| MATERIAL TO PROCESS |
####

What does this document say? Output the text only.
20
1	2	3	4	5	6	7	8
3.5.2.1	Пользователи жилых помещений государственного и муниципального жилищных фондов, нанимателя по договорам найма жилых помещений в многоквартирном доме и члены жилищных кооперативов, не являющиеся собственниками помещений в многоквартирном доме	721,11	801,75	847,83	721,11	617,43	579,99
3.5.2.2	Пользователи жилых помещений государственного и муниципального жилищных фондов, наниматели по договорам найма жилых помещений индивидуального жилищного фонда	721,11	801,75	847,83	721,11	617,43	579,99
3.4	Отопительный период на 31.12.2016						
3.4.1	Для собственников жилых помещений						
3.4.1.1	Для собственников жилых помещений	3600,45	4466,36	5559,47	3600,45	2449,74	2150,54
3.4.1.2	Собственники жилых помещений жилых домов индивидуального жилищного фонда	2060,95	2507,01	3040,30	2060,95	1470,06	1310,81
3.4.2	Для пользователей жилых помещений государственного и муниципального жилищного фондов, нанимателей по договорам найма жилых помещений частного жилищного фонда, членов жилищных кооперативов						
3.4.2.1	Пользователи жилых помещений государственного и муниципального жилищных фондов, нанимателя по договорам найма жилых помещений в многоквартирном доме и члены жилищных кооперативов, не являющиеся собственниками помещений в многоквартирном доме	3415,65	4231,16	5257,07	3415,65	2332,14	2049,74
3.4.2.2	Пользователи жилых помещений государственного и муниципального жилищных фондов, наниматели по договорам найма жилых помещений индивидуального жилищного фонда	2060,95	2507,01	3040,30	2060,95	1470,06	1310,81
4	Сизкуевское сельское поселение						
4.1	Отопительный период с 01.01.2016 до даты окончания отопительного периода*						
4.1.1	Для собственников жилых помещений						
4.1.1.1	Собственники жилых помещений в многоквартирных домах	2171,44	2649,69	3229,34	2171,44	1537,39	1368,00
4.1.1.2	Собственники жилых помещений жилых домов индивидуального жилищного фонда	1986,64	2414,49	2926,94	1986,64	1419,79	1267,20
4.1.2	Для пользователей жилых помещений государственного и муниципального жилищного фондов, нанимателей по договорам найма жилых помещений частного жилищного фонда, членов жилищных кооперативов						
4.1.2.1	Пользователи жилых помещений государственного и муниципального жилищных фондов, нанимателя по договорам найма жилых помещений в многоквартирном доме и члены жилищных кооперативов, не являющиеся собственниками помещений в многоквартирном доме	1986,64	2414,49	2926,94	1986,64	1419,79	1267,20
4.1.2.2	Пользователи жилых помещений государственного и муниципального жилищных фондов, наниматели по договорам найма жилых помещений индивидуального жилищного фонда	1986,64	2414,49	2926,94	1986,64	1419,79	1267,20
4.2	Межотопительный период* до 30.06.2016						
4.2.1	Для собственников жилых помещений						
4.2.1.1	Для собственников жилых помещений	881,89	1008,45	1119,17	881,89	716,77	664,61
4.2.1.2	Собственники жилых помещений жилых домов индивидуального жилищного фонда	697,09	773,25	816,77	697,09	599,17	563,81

####

| AIM |
The lines above should be duplicated exactly.

| OUTPUT OF THE TASK |
What does this document say? Output the text only.
20
1	2	3	4	5	6	7	8
3.5.2.1	Пользователи жилых помещений государственного и муниципального жилищных фондов, нанимателя по договорам найма жилых помещений в многоквартирном доме и члены жилищных кооперативов, не являющиеся собственниками помещений в многоквартирном доме	721,11	801,75	847,83	721,11	617,43	579,99
3.5.2.2	Пользователи жилых помещений государственного и муниципального жилищных фондов, наниматели по договорам найма жилых помещений индивидуального жилищного фонда	721,11	801,75	847,83	721,11	617,43	579,99
3.4	Отопительный период на 31.12.2016						
3.4.1	Для собственников жилых помещений						
3.4.1.1	Для собственников жилых помещений	3600,45	4466,36	5559,47	3600,45	2449,74	2150,54
3.4.1.2	Собственники жилых помещений жилых домов индивидуального жилищного фонда	2060,95	2507,01	3040,30	2060,95	1470,06	1310,81
3.4.2	Для пользователей жилых помещений государственного и муниципального жилищного фондов, нанимателей по договорам найма жилых помещений частного жилищного фонда, членов жилищных кооперативов						
3.4.2.1	Пользователи жилых помещений государственного и муниципального жилищных фондов, нанимателя по договорам найма жилых помещений в многоквартирном доме и члены жилищных кооперативов, не являющиеся собственниками помещений в многоквартирном доме	3415,65	4231,16	5257,07	3415,65	2332,14	2049,74
3.4.2.2	Пользователи жилых помещений государственного и муниципального жилищных фондов, наниматели по договорам найма жилых помещений индивидуального жилищного фонда	2060,95	2507,01	3040,30	2060,95	1470,06	1310,81
4	Сизкуевское сельское поселение						
4.1	Отопительный период с 01.01.2016 до даты окончания отопительного периода*						
4.1.1	Для собственников жилых помещений						
4.1.1.1	Собственники жилых помещений в многоквартирных домах	2171,44	2649,69	3229,34	2171,44	1537,39	1368,00
4.1.1.2	Собственники жилых помещений жилых домов индивидуального жилищного фонда	1986,64	2414,49	2926,94	1986,64	1419,79	1267,20
4.1.2	Для пользователей жилых помещений государственного и муниципального жилищного фондов, нанимателей по договорам найма жилых помещений частного жилищного фонда, членов жилищных кооперативов						
4.1.2.1	Пользователи жилых помещений государственного и муниципального жилищных фондов, нанимателя по договорам найма жилых помещений в многоквартирном доме и члены жилищных кооперативов, не являющиеся собственниками помещений в многоквартирном доме	1986,64	2414,49	2926,94	1986,64	1419,79	1267,20
4.1.2.2	Пользователи жилых помещений государственного и муниципального жилищных фондов, наниматели по договорам найма жилых помещений индивидуального жилищного фонда	1986,64	2414,49	2926,94	1986,64	1419,79	1267,20
4.2	Межотопительный период* до 30.06.2016						
4.2.1	Для собственников жилых помещений						
4.2.1.1	Для собственников жилых помещений	881,89	1008,45	1119,17	881,89	716,77	664,61
4.2.1.2	Собственники жилых помещений жилых домов индивидуального жилищного фонда	697,09	773,25	816,77	697,09	599,17	563,81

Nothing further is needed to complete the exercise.